▶ [WRITTEN EXERCISE]: Of the lines in this material, how many contain "series"? Answer with a single number only.
--------
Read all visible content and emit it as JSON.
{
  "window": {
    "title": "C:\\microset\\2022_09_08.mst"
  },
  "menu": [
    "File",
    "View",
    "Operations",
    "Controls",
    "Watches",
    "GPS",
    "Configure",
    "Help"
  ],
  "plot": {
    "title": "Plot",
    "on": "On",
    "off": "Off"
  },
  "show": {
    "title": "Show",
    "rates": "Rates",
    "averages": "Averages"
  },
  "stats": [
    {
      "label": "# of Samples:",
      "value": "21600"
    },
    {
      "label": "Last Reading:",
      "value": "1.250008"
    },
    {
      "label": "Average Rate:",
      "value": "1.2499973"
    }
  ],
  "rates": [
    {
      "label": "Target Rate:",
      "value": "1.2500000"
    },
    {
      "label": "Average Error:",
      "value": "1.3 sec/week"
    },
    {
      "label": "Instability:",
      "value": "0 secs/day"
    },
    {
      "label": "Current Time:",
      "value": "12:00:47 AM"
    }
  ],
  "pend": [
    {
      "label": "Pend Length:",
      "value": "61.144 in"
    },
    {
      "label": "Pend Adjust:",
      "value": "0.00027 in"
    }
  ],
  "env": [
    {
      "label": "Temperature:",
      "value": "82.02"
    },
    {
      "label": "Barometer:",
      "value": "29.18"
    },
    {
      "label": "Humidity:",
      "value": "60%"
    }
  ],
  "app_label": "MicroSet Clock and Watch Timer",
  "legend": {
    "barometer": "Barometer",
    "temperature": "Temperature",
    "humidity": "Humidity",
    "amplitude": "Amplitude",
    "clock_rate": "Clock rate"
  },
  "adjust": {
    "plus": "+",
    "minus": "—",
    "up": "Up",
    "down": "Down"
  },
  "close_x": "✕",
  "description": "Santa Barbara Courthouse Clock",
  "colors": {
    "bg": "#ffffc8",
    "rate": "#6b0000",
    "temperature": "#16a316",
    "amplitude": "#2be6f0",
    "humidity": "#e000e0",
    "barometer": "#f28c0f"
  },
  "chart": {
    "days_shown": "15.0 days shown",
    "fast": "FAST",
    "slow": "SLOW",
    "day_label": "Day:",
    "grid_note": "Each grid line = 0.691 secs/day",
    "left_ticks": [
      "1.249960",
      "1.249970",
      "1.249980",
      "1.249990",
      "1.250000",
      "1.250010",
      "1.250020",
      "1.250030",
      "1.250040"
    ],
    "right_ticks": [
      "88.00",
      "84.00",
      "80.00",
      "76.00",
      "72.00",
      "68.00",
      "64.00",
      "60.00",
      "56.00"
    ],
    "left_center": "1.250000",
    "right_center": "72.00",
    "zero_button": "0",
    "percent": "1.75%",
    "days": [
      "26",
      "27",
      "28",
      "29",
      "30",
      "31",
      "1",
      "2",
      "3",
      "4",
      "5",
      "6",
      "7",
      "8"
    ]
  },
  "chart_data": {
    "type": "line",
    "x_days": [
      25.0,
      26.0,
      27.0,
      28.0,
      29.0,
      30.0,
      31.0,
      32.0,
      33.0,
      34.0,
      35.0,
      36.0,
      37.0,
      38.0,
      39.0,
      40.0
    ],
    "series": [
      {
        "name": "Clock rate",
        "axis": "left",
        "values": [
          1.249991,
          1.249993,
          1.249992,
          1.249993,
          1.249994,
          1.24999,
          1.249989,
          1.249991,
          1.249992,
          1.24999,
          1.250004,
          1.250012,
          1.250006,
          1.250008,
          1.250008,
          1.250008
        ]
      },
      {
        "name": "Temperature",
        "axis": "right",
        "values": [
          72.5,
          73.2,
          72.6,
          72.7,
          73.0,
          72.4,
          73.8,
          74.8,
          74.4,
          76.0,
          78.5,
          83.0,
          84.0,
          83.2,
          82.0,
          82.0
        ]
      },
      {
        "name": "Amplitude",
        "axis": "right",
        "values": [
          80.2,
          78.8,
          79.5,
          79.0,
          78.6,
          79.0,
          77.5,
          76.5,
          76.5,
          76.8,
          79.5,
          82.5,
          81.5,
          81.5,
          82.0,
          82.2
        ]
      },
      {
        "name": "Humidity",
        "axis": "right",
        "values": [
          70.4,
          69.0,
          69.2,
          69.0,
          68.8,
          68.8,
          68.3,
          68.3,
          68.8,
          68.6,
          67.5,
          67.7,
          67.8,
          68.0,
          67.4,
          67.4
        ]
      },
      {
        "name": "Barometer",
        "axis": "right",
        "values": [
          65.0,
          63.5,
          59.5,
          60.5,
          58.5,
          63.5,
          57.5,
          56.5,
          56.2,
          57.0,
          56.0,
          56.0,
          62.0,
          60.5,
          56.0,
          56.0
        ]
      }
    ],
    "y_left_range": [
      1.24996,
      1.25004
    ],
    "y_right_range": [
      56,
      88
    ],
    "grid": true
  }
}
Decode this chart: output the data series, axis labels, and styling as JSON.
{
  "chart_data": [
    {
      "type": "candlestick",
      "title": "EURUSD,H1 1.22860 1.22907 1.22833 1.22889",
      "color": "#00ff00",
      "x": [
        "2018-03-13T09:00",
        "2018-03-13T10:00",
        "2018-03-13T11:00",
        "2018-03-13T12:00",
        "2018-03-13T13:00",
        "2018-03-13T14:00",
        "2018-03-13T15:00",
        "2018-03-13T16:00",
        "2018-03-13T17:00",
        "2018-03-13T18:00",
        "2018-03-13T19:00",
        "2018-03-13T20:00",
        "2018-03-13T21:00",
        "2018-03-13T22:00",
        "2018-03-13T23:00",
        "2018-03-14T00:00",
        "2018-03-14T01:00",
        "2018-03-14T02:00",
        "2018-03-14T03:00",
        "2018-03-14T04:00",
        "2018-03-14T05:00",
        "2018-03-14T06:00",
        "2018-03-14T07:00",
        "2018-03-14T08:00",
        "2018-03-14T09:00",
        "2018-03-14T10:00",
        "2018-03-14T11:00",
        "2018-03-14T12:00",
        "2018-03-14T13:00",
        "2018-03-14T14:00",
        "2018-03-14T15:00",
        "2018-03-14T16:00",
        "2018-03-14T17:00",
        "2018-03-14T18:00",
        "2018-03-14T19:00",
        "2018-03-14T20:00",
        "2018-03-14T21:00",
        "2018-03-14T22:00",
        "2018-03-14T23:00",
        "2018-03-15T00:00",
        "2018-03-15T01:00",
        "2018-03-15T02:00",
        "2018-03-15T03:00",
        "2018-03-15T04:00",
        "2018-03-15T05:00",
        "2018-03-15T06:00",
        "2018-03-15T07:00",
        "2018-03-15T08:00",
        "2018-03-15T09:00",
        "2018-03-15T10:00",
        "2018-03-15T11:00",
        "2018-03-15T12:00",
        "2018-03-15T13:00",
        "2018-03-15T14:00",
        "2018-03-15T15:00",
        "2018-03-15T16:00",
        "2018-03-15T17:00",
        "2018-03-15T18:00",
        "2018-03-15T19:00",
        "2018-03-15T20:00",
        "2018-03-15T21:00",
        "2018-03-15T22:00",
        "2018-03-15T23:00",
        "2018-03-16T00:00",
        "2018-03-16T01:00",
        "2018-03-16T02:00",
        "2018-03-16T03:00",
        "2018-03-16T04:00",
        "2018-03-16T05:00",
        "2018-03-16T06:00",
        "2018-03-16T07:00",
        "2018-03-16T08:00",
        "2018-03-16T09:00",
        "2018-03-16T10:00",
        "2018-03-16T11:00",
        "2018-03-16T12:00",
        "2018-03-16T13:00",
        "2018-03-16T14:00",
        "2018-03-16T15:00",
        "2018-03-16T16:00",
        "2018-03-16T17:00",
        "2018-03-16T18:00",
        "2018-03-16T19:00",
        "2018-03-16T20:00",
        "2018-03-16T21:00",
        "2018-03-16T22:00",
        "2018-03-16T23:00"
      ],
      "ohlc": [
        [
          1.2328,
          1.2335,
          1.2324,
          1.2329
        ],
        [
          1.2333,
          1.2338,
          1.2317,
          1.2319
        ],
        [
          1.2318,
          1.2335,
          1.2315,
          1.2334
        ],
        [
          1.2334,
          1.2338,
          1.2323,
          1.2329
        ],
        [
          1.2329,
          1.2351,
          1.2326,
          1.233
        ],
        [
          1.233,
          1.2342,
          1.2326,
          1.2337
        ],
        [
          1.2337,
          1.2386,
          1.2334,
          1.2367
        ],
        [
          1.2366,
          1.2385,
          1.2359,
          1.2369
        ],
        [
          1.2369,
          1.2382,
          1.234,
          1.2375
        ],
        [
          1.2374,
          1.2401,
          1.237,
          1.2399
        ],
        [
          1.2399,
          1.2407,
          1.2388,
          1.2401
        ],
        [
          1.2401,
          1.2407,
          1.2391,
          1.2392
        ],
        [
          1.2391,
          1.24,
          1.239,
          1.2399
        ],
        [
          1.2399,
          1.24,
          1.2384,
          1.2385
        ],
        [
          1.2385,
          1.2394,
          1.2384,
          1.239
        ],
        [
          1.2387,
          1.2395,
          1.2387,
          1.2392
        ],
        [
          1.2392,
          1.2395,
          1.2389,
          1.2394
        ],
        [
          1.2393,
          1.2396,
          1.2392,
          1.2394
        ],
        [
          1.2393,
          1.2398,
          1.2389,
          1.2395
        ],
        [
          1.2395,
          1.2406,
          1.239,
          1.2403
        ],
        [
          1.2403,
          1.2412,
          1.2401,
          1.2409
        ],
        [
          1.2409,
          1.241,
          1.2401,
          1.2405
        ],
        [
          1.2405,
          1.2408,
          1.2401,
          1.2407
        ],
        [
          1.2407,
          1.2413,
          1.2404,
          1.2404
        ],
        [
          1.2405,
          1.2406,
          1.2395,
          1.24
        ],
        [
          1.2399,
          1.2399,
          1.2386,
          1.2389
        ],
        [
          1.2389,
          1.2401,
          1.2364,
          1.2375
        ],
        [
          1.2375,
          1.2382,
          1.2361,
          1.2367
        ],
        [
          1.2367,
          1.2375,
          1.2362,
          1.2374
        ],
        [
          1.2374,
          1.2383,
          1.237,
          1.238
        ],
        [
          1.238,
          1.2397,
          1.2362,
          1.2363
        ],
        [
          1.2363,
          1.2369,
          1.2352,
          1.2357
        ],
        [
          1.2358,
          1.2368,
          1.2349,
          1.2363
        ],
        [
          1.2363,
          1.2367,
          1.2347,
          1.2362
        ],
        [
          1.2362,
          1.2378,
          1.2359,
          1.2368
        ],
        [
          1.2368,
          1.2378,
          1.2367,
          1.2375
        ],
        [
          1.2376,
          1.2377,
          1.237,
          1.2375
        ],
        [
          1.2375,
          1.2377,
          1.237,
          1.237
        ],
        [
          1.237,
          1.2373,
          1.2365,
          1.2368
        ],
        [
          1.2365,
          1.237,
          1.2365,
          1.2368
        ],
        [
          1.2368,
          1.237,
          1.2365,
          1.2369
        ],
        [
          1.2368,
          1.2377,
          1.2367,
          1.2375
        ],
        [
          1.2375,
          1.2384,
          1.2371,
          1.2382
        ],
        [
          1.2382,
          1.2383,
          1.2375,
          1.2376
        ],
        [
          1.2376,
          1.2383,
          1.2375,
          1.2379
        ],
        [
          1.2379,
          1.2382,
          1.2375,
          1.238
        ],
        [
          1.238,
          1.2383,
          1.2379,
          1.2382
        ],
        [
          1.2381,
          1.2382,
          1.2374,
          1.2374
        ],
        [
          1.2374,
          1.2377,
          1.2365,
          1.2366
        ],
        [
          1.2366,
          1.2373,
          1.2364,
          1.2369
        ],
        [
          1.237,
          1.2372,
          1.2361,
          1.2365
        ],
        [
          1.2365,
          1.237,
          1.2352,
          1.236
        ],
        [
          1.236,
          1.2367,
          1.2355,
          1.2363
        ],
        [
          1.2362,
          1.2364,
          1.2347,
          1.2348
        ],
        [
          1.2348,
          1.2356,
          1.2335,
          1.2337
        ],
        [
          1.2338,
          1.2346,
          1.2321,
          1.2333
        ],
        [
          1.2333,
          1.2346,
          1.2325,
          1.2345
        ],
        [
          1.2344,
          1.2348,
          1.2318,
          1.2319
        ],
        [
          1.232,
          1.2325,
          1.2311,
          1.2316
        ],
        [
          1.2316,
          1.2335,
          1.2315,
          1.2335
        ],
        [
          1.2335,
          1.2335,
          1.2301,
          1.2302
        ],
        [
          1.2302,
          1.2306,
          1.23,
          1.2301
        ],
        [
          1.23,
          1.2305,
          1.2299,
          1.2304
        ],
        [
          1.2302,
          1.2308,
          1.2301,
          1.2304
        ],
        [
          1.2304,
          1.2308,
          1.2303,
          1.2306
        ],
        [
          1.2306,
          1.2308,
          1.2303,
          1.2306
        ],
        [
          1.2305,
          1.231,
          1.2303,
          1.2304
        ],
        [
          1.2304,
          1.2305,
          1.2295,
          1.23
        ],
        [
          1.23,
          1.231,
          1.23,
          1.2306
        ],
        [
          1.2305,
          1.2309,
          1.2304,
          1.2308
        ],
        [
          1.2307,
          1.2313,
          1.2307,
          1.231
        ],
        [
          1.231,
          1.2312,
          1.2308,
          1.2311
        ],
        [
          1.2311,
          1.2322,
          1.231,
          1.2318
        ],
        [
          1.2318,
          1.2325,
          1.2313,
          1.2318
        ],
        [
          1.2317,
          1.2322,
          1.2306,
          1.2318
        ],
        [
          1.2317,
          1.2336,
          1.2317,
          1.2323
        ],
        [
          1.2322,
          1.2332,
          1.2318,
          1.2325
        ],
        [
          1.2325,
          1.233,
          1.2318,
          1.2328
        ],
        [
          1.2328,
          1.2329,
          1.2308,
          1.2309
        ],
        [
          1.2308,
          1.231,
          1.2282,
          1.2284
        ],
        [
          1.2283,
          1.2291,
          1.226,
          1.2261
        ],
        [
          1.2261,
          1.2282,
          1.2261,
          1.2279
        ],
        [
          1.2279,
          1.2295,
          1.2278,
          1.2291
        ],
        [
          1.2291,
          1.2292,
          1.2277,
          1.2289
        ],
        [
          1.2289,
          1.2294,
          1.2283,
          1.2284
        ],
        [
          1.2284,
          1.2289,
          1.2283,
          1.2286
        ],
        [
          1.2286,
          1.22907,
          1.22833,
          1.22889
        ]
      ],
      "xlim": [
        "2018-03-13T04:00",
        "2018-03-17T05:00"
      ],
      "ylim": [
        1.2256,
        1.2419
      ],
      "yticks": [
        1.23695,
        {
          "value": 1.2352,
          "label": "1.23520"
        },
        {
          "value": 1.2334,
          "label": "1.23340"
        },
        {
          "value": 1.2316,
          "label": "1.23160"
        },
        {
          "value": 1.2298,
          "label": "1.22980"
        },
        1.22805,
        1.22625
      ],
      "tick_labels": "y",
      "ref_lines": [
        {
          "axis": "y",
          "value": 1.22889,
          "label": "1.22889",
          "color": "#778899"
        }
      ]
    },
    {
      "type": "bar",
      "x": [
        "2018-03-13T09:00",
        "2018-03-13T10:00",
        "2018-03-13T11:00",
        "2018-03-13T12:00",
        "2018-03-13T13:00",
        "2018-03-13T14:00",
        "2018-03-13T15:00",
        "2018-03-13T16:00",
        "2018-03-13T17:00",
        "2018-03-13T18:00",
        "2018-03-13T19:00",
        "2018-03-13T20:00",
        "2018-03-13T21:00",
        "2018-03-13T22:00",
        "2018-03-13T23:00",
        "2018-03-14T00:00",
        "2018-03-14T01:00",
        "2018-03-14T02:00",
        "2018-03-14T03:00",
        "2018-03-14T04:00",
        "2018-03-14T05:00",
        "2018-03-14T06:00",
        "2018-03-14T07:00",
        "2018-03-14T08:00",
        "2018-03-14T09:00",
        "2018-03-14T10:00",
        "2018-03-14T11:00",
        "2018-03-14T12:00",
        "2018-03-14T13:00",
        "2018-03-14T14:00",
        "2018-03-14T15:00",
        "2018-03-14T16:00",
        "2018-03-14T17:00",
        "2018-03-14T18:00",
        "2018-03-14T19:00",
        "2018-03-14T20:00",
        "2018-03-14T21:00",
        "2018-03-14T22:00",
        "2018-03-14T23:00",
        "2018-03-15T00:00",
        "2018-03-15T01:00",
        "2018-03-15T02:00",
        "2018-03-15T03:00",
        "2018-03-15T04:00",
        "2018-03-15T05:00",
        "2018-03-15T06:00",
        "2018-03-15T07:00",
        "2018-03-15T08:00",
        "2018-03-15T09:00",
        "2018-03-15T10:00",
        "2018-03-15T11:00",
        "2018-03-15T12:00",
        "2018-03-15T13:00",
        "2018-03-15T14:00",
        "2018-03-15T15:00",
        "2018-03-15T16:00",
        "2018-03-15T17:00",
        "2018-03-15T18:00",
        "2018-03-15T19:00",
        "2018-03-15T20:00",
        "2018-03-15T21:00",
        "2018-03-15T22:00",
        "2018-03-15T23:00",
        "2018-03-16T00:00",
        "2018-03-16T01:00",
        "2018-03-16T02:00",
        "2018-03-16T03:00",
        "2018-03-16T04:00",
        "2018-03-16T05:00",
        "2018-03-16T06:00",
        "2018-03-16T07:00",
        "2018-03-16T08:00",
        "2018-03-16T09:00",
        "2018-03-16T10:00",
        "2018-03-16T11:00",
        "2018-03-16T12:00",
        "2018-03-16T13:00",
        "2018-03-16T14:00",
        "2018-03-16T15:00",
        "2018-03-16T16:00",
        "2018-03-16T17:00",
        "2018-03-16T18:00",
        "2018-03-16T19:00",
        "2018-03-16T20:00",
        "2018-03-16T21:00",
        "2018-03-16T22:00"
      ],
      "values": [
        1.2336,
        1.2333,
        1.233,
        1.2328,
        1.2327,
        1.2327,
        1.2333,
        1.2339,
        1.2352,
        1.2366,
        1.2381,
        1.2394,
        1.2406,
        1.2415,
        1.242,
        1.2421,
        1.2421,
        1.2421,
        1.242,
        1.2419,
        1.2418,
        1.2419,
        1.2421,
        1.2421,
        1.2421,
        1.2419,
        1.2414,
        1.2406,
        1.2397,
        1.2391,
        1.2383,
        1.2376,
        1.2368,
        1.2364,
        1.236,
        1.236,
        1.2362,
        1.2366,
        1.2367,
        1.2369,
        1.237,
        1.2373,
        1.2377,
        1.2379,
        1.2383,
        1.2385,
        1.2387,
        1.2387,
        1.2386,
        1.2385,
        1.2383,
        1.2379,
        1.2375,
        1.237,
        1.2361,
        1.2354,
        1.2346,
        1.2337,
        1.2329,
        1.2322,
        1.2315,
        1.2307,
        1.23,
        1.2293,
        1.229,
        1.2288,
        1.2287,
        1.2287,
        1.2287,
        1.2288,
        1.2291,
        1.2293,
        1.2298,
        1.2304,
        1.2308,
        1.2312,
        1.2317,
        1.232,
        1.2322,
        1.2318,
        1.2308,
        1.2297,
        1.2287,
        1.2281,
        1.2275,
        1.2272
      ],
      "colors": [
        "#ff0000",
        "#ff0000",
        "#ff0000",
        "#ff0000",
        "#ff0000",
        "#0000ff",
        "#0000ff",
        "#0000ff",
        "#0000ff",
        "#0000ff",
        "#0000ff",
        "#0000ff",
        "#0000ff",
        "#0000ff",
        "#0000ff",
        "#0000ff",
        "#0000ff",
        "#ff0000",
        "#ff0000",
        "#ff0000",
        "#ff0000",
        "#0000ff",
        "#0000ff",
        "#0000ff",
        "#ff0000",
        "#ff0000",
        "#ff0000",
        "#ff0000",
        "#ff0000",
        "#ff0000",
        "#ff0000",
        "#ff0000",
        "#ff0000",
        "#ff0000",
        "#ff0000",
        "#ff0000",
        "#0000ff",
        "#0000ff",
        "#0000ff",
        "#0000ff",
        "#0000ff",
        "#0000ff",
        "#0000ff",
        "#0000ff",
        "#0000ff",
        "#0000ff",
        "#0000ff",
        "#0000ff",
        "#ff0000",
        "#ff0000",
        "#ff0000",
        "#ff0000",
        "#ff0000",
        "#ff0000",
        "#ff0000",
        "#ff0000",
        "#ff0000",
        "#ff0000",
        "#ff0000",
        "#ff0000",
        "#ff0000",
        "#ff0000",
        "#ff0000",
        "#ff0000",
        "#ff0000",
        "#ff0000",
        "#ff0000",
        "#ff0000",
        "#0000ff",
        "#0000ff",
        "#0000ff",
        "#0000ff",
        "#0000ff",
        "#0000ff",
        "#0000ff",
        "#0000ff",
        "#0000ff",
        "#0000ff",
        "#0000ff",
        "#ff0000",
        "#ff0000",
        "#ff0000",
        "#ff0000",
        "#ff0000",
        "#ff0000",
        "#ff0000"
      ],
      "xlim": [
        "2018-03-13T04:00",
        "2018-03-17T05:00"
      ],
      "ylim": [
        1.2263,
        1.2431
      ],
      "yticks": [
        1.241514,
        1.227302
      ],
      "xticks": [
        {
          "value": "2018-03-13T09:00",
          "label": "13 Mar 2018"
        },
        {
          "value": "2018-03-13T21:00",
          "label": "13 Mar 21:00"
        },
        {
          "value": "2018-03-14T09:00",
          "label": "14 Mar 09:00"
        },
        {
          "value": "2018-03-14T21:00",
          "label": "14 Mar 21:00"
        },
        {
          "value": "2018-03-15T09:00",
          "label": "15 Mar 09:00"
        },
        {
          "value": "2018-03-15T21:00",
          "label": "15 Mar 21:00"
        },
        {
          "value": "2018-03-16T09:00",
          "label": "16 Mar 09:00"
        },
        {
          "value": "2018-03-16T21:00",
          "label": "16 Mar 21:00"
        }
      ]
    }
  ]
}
--------
▶ [THE OUTPUT]: 2